Collected data entries
_ _ _ _ _ _ _
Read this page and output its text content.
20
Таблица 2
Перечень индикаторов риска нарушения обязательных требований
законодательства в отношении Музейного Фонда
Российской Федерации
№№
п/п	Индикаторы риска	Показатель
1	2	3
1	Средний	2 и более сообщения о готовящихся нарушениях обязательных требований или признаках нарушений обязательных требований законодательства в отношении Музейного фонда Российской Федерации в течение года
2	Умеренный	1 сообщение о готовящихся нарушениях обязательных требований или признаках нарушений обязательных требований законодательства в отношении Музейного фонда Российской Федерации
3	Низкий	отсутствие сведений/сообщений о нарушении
_ _ _ _ _ _ _
■ Exercise requirements: Print the records once more, exactly as they were given.

■ Task result:
Read this page and output its text content.
20
Таблица 2
Перечень индикаторов риска нарушения обязательных требований
законодательства в отношении Музейного Фонда
Российской Федерации
№№
п/п	Индикаторы риска	Показатель
1	2	3
1	Средний	2 и более сообщения о готовящихся нарушениях обязательных требований или признаках нарушений обязательных требований законодательства в отношении Музейного фонда Российской Федерации в течение года
2	Умеренный	1 сообщение о готовящихся нарушениях обязательных требований или признаках нарушений обязательных требований законодательства в отношении Музейного фонда Российской Федерации
3	Низкий	отсутствие сведений/сообщений о нарушении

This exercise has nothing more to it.